===== TEXTE ÉTUDIÉ

A Cuba, des Églises isolées
A Cuba, le confinement et donc l’interruption des voies de communication ont eu une conséquence brutale: «Les villages ou communautés excentrés se sont retrouvés coupés de tout, en particulier pour les personnes sans accès à la téléphonie mobile», explique Anne Roulet, coordinatrice de programmes sur la plus grande île des Caraïbes pour l’association d’entraide DM, à Lausanne. Outre le fait que le réseau internet n’est pas très bon ni développé, l’achat de données y coûte très cher. Résultat: «L’action et la présence des Eglises et de nos institutions partenaires sur place, qui ont déjà un rôle social très important en temps ordinaire, ont été d’autant plus cruciales», ajoute Anne Roulet.
Les partenaires de DM sont présents à La Havane et dans les zones plus périphériques: Eglises baptise, réformée, presbytérienne, séminaire évangélique de théologie interconfessionnel… Nils Martinet, «animateur national» de DM dans l’île, collabore avec plusieurs d’entre elles, dont un centre pour les arts et le service social dans la province de Matanzas, à 100 kilomètres à l’est de la capitale La Havane. DM soutient en particulier des projets liés à l’enfance. Durant le premier confinement strict, l’enjeu était d’abord de faire parvenir des exercices pour les enfants, d’envoyer photos et documents, de s’assurer du suivi des activités proposées et de prendre des nouvelles des familles.
Crise à retardement
Désormais, l’enjeu est très différent. L’île de 11,2 millions d’habitants – qui a surmonté trois vagues de coronavirus sans trop de difficultés – a acté sa réouverture au tourisme tôt cet hiver, au moment même où le variant delta commençait sa propagation. Les contaminations ont donc grimpé en flèche, alors que les vaccins n’étaient pas encore disponibles. Le système de santé, jusque-là fierté du pays sous embargo américain depuis 1962, se retrouve aujourd’hui submergé. Là-dessus s’est ajouté un changement monétaire de taille: la fusion des deux monnaies cubaines, entraînant la disparition du peso cubain convertible en dollar, qui existait depuis vingt-six ans. Les prix ont été multipliés par cinq, «alors que les salaires des employés d’Etat, par exemple, ne l’ont été que par trois», indique Anne Roulet. Au quotidien, les files d’une nuit entière pour des denrées élémentaires (café, huile) sont devenues la norme. Le dollar s’échange au marché noir à trois fois sa valeur», raconte la coordinatrice, d’après les témoignages de Nils Martinet.

==========

# CONSIGNES
1) D'après l'article sur Cuba, par combien les prix ont-ils été multipliés après la fusion des deux monnaies cubaines ?
2) Ces affirmations sont-elles conformes à l'article sur Cuba ? Pour chacune, répondez par oui ou non et citez les mots du texte qui tranchent.
(a) DM soutient surtout des projets liés à l'enfance.
(b) Le peso cubain convertible en dollar existait depuis dix ans.
(c) Le centre pour les arts et le service social se trouve à l'ouest de La Havane.
3) Recopiez mot pour mot le passage de l'article sur Cuba qui commence par « Les partenaires de » et se termine par « nouvelles des familles. ».

===== DONNÉES À EXAMINER

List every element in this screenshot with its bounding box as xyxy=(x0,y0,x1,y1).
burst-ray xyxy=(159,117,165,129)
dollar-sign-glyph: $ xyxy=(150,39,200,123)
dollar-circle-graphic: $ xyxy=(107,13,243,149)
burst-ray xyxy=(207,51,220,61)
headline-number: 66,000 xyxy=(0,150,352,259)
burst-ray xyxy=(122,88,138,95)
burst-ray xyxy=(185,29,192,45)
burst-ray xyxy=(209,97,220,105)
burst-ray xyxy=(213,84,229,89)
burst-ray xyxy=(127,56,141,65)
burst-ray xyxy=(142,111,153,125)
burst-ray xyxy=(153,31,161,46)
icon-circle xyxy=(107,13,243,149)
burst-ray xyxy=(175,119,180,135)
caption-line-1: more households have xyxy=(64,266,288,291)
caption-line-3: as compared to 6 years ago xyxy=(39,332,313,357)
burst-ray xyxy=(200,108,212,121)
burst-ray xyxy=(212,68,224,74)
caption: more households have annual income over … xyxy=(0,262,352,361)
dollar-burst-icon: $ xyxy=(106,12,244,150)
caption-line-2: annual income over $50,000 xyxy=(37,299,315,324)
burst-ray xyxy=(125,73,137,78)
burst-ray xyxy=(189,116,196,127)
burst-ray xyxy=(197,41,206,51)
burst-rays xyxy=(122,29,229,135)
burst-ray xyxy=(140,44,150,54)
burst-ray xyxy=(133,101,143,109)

==========

# RÉPONSES PAR TÂCHE
1) Par cinq.

2)
(a) Oui : « DM soutient en particulier des projets liés à l’enfance ».
(b) Non : « qui existait depuis vingt-six ans ».
(c) Non : « à 100 kilomètres à l’est de la capitale La Havane ».

3)
Les partenaires de DM sont présents à La Havane et dans les zones plus périphériques: Eglises baptise, réformée, presbytérienne, séminaire évangélique de théologie interconfessionnel… Nils Martinet, «animateur national» de DM dans l’île, collabore avec plusieurs d’entre elles, dont un centre pour les arts et le service social dans la province de Matanzas, à 100 kilomètres à l’est de la capitale La Havane. DM soutient en particulier des projets liés à l’enfance. Durant le premier confinement strict, l’enjeu était d’abord de faire parvenir des exercices pour les enfants, d’envoyer photos et documents, de s’assurer du suivi des activités proposées et de prendre des nouvelles des familles.